AIM
Check each line of the material below for "xlabel", then copy the ones that contain it.
─── EXERCISE DATA
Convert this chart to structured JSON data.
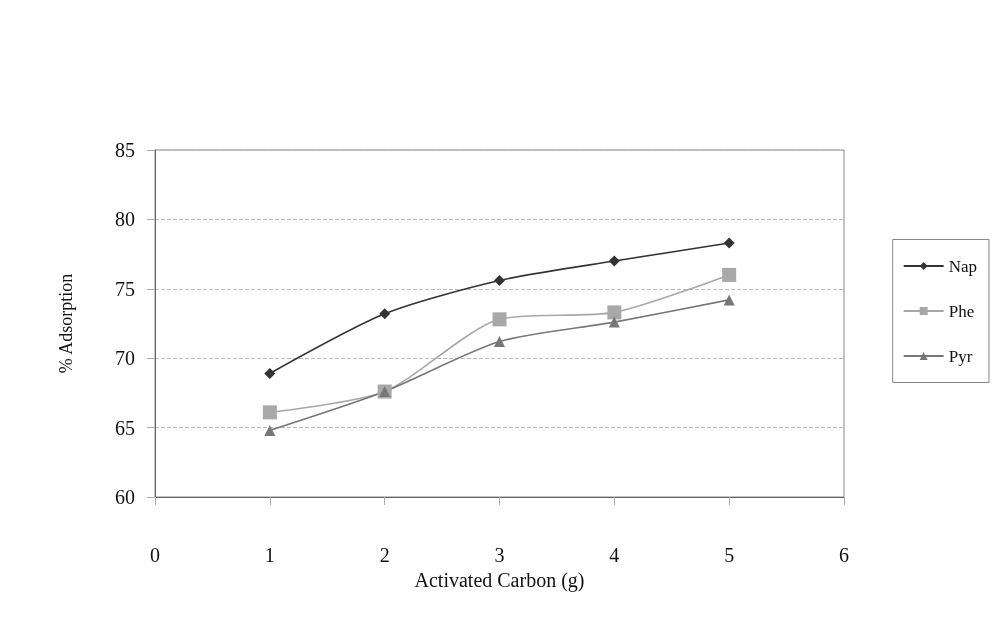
{
  "chart_data": {
    "type": "line",
    "xlabel": "Activated Carbon (g)",
    "ylabel": "% Adsorption",
    "x": [
      1,
      2,
      3,
      4,
      5
    ],
    "series": [
      {
        "name": "Nap",
        "color": "#333333",
        "marker": "diamond",
        "values": [
          68.9,
          73.2,
          75.6,
          77.0,
          78.3
        ]
      },
      {
        "name": "Phe",
        "color": "#a8a8a8",
        "marker": "square",
        "values": [
          66.1,
          67.6,
          72.8,
          73.3,
          76.0
        ]
      },
      {
        "name": "Pyr",
        "color": "#777777",
        "marker": "triangle",
        "values": [
          64.8,
          67.6,
          71.2,
          72.6,
          74.2
        ]
      }
    ],
    "xlim": [
      0,
      6
    ],
    "xticks": [
      0,
      1,
      2,
      3,
      4,
      5,
      6
    ],
    "ylim": [
      60,
      85
    ],
    "yticks": [
      60,
      65,
      70,
      75,
      80,
      85
    ],
    "grid": "y",
    "legend": "right"
  }
}
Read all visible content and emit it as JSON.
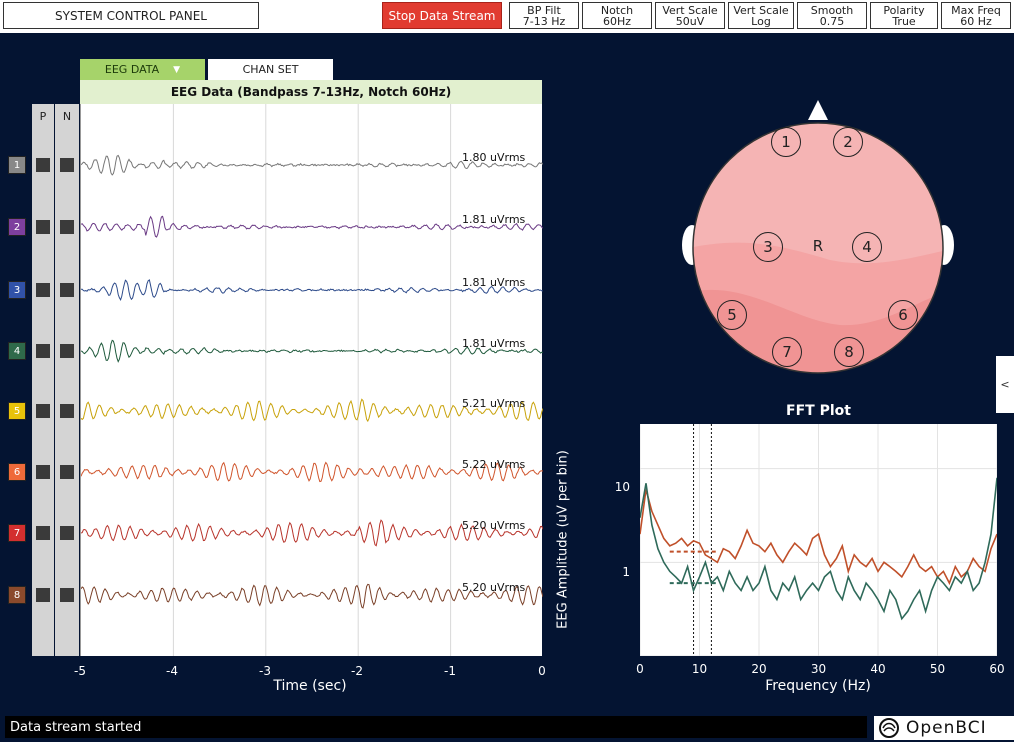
{
  "top": {
    "system_panel": "SYSTEM CONTROL PANEL",
    "stop_stream": "Stop Data Stream",
    "controls": [
      {
        "title": "BP Filt",
        "value": "7-13 Hz"
      },
      {
        "title": "Notch",
        "value": "60Hz"
      },
      {
        "title": "Vert Scale",
        "value": "50uV"
      },
      {
        "title": "Vert Scale",
        "value": "Log"
      },
      {
        "title": "Smooth",
        "value": "0.75"
      },
      {
        "title": "Polarity",
        "value": "True"
      },
      {
        "title": "Max Freq",
        "value": "60 Hz"
      }
    ]
  },
  "eeg": {
    "tab_active": "EEG DATA",
    "tab_inactive": "CHAN SET",
    "header_title": "EEG Data (Bandpass 7-13Hz, Notch 60Hz)",
    "col_p": "P",
    "col_n": "N",
    "x_ticks": [
      "-5",
      "-4",
      "-3",
      "-2",
      "-1",
      "0"
    ],
    "x_title": "Time (sec)",
    "channels": [
      {
        "num": "1",
        "color": "#888888",
        "wave": "#777777",
        "rms": "1.80 uVrms"
      },
      {
        "num": "2",
        "color": "#7d3f9e",
        "wave": "#6a3a85",
        "rms": "1.81 uVrms"
      },
      {
        "num": "3",
        "color": "#3152a8",
        "wave": "#2c4a8a",
        "rms": "1.81 uVrms"
      },
      {
        "num": "4",
        "color": "#2f6a4a",
        "wave": "#1f5a3c",
        "rms": "1.81 uVrms"
      },
      {
        "num": "5",
        "color": "#e8c20a",
        "wave": "#c8a20a",
        "rms": "5.21 uVrms"
      },
      {
        "num": "6",
        "color": "#ef6a3a",
        "wave": "#d0552c",
        "rms": "5.22 uVrms"
      },
      {
        "num": "7",
        "color": "#d32f2f",
        "wave": "#b8342b",
        "rms": "5.20 uVrms"
      },
      {
        "num": "8",
        "color": "#8b4a2c",
        "wave": "#7a4028",
        "rms": "5.20 uVrms"
      }
    ]
  },
  "head": {
    "center_label": "R",
    "electrodes": [
      "1",
      "2",
      "3",
      "4",
      "5",
      "6",
      "7",
      "8"
    ]
  },
  "side_tab": "<",
  "chart_data": {
    "type": "line",
    "title": "FFT Plot",
    "xlabel": "Frequency (Hz)",
    "ylabel": "EEG Amplitude (uV per bin)",
    "y_scale": "log",
    "xlim": [
      0,
      60
    ],
    "ylim": [
      0.1,
      30
    ],
    "x_ticks": [
      0,
      10,
      20,
      30,
      40,
      50,
      60
    ],
    "y_tick_labels": [
      "10",
      "1"
    ],
    "grid": true,
    "markers": [
      9,
      12
    ],
    "x": [
      0,
      1,
      2,
      3,
      4,
      5,
      6,
      7,
      8,
      9,
      10,
      11,
      12,
      13,
      14,
      15,
      16,
      17,
      18,
      19,
      20,
      21,
      22,
      23,
      24,
      25,
      26,
      27,
      28,
      29,
      30,
      31,
      32,
      33,
      34,
      35,
      36,
      37,
      38,
      39,
      40,
      41,
      42,
      43,
      44,
      45,
      46,
      47,
      48,
      49,
      50,
      51,
      52,
      53,
      54,
      55,
      56,
      57,
      58,
      59,
      60
    ],
    "series": [
      {
        "color": "#c0502a",
        "values": [
          2.0,
          6.0,
          3.5,
          2.5,
          1.8,
          1.5,
          1.6,
          1.8,
          1.5,
          1.7,
          1.6,
          1.2,
          1.1,
          1.0,
          1.4,
          1.3,
          1.1,
          1.5,
          2.2,
          1.6,
          1.5,
          1.3,
          1.6,
          1.2,
          1.0,
          1.3,
          1.6,
          1.4,
          1.2,
          1.8,
          2.0,
          1.2,
          0.9,
          1.1,
          1.5,
          0.8,
          1.2,
          1.0,
          0.9,
          1.1,
          0.8,
          1.0,
          0.9,
          0.8,
          0.7,
          0.9,
          1.2,
          0.9,
          0.8,
          0.9,
          0.7,
          0.8,
          0.6,
          0.9,
          0.7,
          0.8,
          1.1,
          0.9,
          0.8,
          1.4,
          2.0
        ],
        "dashed_level": 1.3
      },
      {
        "color": "#2f6a5a",
        "values": [
          3.0,
          7.0,
          2.5,
          1.4,
          1.0,
          0.8,
          0.7,
          0.6,
          0.9,
          0.5,
          0.7,
          1.0,
          0.6,
          0.7,
          0.5,
          0.8,
          0.6,
          0.5,
          0.7,
          0.5,
          0.6,
          0.9,
          0.5,
          0.4,
          0.6,
          0.5,
          0.7,
          0.4,
          0.5,
          0.6,
          0.5,
          0.7,
          0.8,
          0.5,
          0.4,
          0.7,
          0.5,
          0.4,
          0.6,
          0.5,
          0.4,
          0.3,
          0.5,
          0.4,
          0.25,
          0.3,
          0.4,
          0.5,
          0.3,
          0.5,
          0.7,
          0.6,
          0.5,
          0.7,
          0.6,
          0.8,
          0.5,
          0.6,
          1.0,
          2.0,
          8.0
        ],
        "dashed_level": 0.6
      }
    ]
  },
  "status": "Data stream started",
  "logo": "OpenBCI"
}
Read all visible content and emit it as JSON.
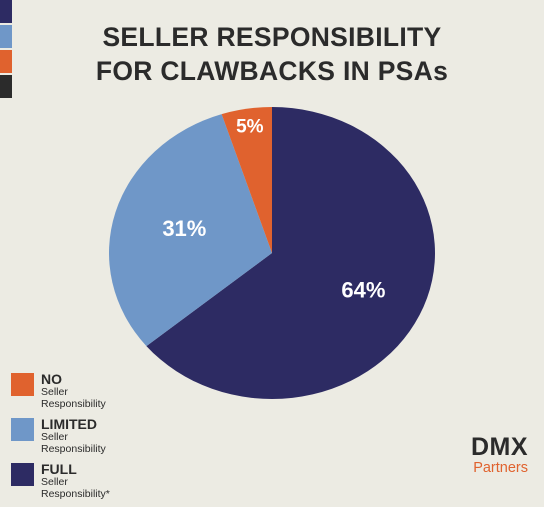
──────
FULL OUTPUT
    "xlabel": "Activated Carbon (g)",
    "xlabel": "Frequency (Hz)",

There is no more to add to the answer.